→ SOURCE DATA
______________________________
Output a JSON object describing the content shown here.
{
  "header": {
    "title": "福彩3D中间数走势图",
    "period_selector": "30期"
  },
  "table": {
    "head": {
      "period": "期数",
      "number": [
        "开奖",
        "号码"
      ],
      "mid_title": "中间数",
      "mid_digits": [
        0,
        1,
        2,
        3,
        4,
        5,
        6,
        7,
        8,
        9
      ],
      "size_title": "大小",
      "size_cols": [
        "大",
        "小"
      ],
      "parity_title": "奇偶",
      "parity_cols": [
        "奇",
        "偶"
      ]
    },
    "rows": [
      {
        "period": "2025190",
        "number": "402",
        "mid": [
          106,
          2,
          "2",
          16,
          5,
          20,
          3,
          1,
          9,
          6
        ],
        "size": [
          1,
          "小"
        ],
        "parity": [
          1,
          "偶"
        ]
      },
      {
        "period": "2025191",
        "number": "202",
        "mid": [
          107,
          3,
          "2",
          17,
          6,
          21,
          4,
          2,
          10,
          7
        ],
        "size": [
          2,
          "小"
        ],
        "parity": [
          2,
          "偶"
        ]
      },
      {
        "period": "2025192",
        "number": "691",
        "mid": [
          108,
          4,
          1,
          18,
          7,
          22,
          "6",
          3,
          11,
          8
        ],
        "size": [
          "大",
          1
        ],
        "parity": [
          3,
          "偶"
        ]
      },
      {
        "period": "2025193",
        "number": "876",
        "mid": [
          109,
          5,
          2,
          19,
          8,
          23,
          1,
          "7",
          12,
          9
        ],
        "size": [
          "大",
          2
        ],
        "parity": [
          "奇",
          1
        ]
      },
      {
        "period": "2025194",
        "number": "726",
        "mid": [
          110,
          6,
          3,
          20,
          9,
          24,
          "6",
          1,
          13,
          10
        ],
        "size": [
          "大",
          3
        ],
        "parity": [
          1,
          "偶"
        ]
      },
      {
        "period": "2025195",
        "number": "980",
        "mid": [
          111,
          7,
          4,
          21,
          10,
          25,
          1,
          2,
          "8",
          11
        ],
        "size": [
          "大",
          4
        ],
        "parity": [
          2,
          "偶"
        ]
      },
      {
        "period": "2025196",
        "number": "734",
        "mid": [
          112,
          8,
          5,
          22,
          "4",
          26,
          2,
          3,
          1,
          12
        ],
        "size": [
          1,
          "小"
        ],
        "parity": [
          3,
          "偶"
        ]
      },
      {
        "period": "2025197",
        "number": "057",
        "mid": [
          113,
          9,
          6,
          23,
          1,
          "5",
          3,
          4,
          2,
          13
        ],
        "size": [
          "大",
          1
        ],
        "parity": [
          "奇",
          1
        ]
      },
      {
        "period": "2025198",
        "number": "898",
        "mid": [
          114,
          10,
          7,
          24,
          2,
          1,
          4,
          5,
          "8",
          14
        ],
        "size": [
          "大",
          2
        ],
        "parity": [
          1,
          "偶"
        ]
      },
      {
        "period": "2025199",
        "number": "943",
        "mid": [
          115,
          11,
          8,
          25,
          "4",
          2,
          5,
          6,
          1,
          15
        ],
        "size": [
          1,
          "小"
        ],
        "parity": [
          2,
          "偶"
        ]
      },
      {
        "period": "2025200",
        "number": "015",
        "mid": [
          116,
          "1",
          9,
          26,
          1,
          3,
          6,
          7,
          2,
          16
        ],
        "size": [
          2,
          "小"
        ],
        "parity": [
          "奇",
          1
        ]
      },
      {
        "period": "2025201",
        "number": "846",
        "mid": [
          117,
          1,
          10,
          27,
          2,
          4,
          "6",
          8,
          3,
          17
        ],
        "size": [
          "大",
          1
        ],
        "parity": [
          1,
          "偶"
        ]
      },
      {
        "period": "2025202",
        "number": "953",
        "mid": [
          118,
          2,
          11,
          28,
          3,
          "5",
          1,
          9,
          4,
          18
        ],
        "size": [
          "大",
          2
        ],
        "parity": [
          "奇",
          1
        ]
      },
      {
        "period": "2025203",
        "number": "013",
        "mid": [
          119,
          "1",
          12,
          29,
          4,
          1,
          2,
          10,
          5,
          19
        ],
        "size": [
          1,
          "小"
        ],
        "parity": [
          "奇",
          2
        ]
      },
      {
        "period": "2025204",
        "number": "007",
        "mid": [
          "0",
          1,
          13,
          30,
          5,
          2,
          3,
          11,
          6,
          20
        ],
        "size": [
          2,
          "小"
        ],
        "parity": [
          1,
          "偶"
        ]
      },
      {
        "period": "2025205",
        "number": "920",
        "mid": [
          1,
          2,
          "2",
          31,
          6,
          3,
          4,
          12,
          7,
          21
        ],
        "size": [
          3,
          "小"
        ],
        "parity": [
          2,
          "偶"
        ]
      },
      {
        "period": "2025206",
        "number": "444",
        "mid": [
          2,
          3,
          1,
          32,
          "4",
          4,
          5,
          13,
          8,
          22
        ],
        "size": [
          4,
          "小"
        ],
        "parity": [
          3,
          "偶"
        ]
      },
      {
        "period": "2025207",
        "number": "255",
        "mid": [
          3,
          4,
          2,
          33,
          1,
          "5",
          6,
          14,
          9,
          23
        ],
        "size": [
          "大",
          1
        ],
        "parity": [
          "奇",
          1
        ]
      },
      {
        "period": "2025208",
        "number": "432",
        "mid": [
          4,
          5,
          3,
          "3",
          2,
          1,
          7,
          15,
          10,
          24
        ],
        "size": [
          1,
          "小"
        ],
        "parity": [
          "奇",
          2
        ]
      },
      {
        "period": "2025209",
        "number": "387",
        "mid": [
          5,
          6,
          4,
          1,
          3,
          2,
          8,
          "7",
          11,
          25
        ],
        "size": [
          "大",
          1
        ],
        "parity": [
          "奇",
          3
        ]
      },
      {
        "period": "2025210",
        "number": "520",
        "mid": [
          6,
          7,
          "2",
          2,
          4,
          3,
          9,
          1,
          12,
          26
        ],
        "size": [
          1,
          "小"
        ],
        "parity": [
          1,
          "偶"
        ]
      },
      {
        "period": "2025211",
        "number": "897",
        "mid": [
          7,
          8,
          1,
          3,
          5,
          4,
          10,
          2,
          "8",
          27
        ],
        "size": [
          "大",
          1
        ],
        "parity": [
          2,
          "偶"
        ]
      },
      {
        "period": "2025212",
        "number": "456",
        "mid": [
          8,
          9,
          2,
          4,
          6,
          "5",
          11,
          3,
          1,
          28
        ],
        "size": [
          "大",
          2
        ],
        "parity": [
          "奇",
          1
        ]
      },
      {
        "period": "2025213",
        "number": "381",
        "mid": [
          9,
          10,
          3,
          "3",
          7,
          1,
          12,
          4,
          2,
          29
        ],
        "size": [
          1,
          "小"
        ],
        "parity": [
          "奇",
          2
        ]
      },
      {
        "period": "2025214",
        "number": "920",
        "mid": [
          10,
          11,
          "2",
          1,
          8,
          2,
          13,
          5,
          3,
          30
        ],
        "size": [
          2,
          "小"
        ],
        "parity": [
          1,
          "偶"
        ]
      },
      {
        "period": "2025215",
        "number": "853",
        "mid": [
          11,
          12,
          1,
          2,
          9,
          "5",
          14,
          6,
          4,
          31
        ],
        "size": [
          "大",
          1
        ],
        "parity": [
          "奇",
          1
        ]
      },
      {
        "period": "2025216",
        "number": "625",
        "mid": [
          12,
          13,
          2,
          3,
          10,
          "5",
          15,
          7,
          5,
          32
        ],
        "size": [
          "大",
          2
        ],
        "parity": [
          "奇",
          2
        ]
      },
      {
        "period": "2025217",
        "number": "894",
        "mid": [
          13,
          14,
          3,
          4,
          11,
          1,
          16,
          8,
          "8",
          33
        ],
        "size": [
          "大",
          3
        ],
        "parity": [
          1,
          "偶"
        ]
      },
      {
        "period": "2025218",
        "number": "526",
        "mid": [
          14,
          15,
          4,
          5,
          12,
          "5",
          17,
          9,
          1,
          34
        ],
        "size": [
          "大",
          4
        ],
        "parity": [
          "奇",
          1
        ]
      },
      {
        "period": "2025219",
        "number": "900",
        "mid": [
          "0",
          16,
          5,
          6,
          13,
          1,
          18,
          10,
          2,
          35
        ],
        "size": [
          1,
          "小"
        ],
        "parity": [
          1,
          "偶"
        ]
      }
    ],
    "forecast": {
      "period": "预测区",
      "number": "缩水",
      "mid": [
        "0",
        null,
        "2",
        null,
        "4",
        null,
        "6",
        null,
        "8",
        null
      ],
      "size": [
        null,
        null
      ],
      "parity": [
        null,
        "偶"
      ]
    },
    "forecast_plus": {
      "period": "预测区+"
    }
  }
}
______________________________
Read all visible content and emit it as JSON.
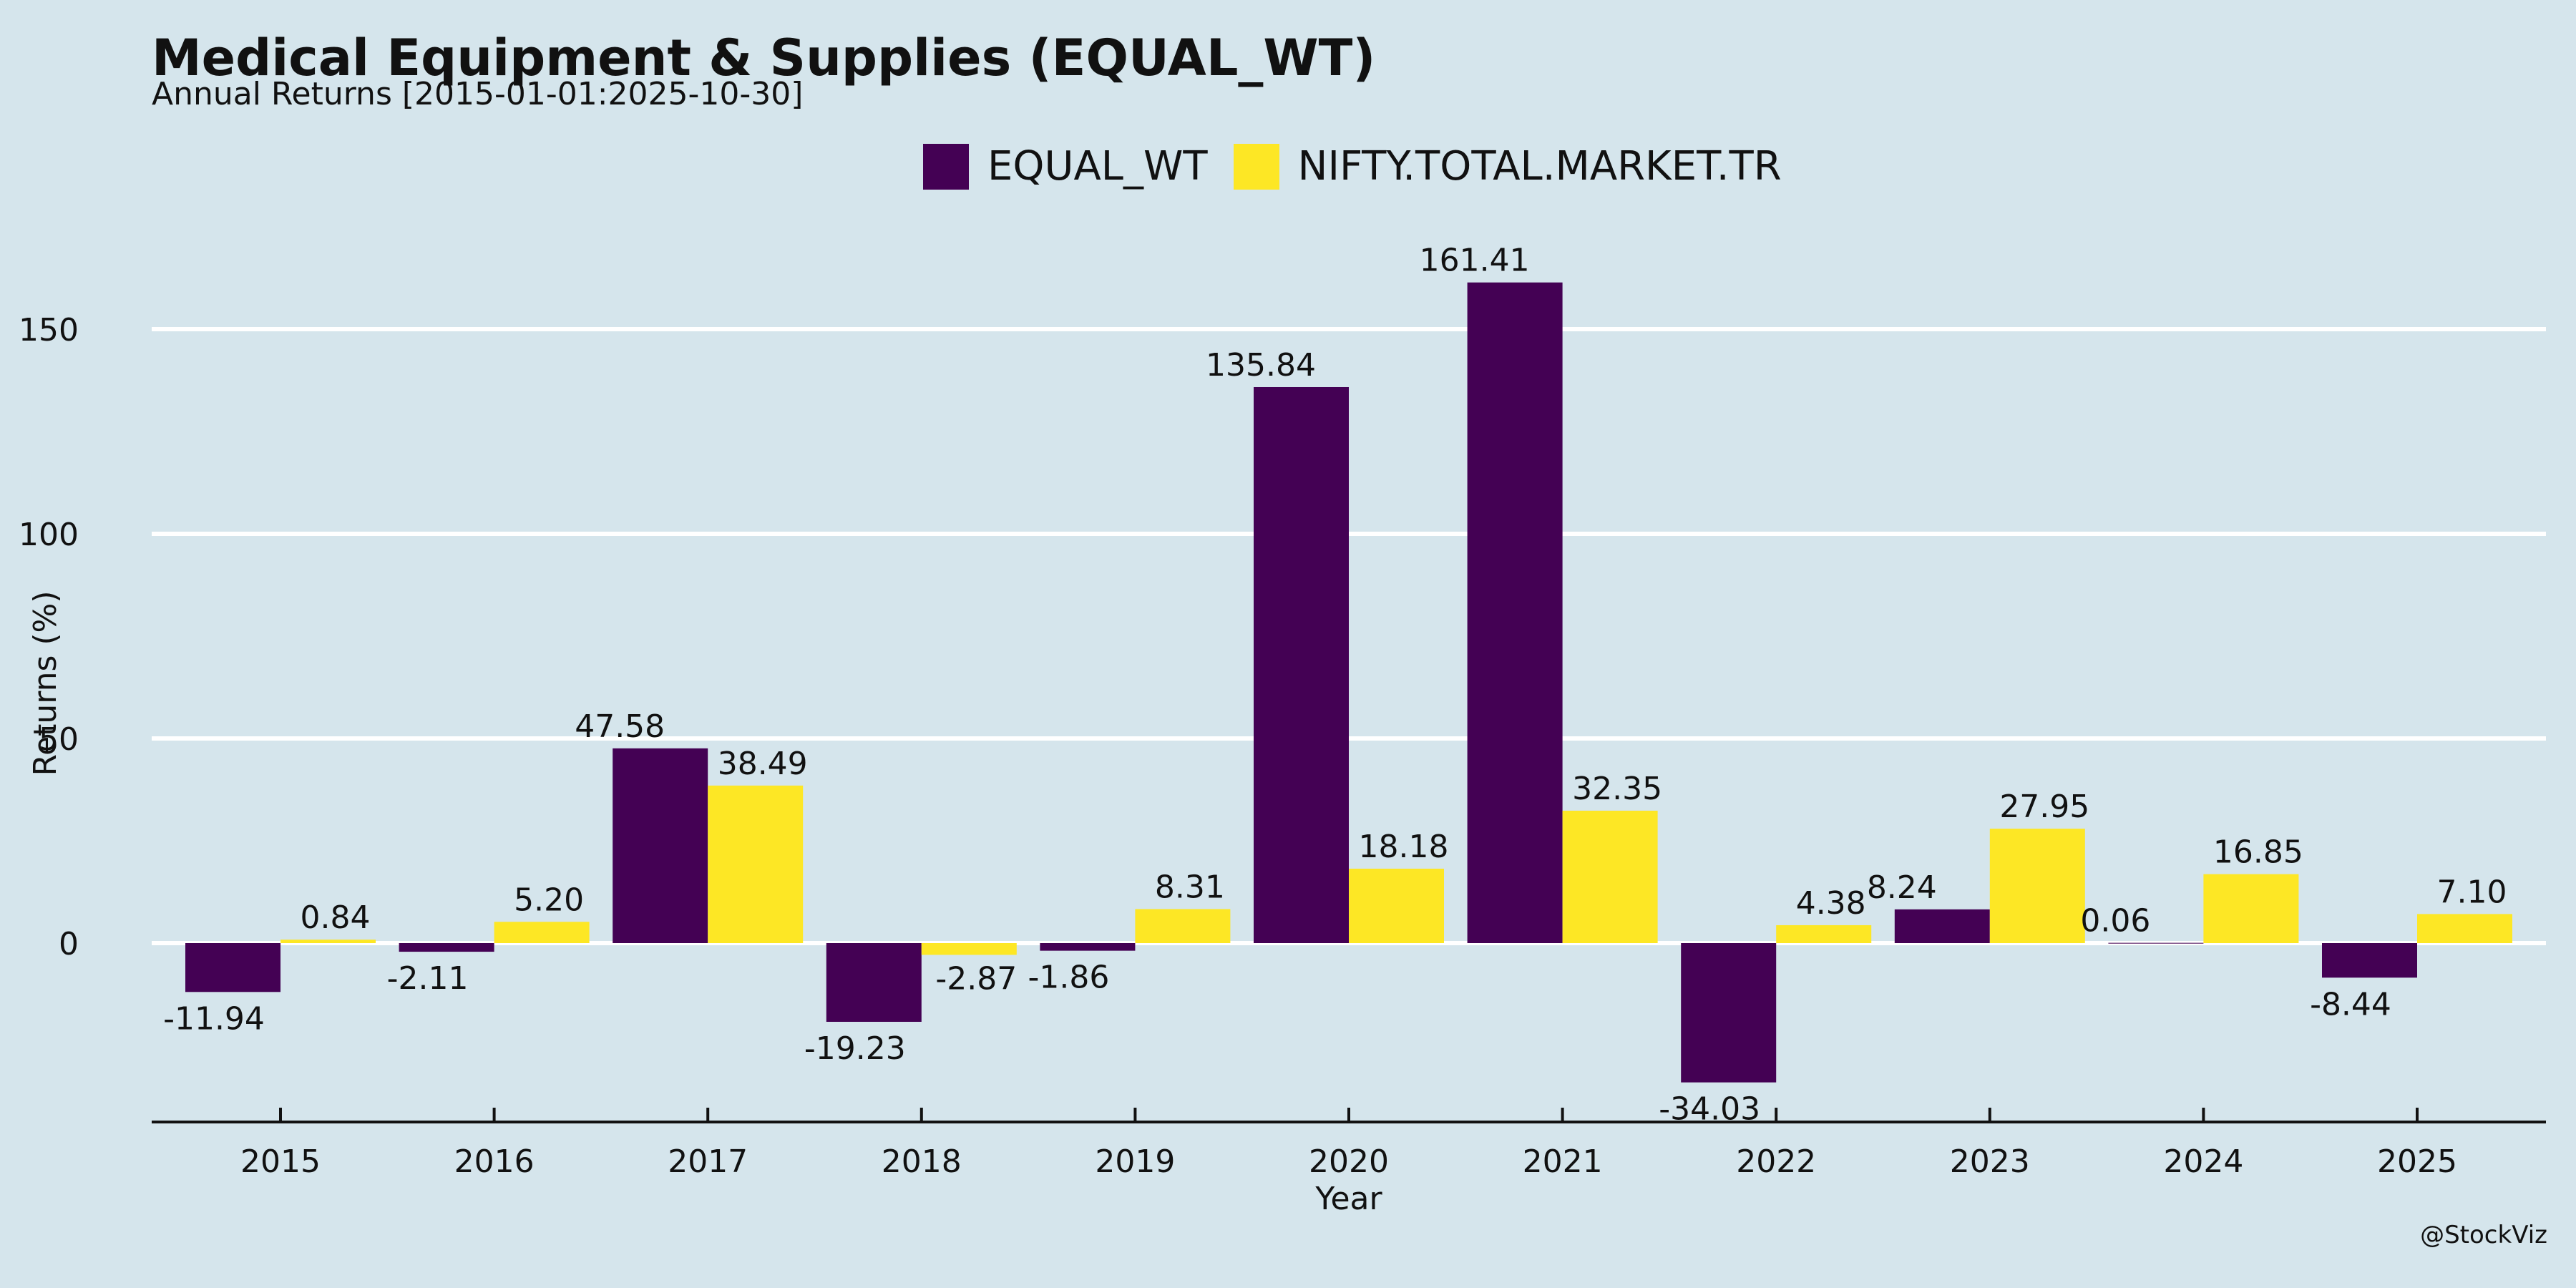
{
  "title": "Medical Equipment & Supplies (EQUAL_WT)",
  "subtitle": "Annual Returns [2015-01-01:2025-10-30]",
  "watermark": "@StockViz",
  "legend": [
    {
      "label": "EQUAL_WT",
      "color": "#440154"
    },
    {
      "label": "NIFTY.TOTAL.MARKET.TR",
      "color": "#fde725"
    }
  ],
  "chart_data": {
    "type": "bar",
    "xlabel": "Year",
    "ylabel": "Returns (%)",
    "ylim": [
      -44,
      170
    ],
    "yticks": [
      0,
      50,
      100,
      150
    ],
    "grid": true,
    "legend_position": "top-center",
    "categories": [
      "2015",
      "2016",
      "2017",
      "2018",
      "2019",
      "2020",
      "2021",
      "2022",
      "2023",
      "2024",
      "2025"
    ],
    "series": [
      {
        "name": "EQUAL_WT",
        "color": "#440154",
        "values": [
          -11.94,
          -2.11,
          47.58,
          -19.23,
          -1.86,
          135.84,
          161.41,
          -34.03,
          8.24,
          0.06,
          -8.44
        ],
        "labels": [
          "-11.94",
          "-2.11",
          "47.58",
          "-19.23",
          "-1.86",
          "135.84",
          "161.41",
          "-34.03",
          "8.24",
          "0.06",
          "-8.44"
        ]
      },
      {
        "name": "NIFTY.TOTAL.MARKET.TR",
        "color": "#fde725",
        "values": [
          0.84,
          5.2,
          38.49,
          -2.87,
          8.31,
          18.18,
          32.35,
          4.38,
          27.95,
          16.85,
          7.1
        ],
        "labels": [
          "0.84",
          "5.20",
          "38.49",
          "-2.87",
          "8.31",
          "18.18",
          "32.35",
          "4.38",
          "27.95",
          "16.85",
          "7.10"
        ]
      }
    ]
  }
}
______________________________
→ EXERCISE
Find every line in the records above that holds the word "color", and copy each one.

→ EXERCISE SOLUTION
      "color": "#440154"
      "color": "#fde725"
        "color": "#440154",
        "color": "#fde725",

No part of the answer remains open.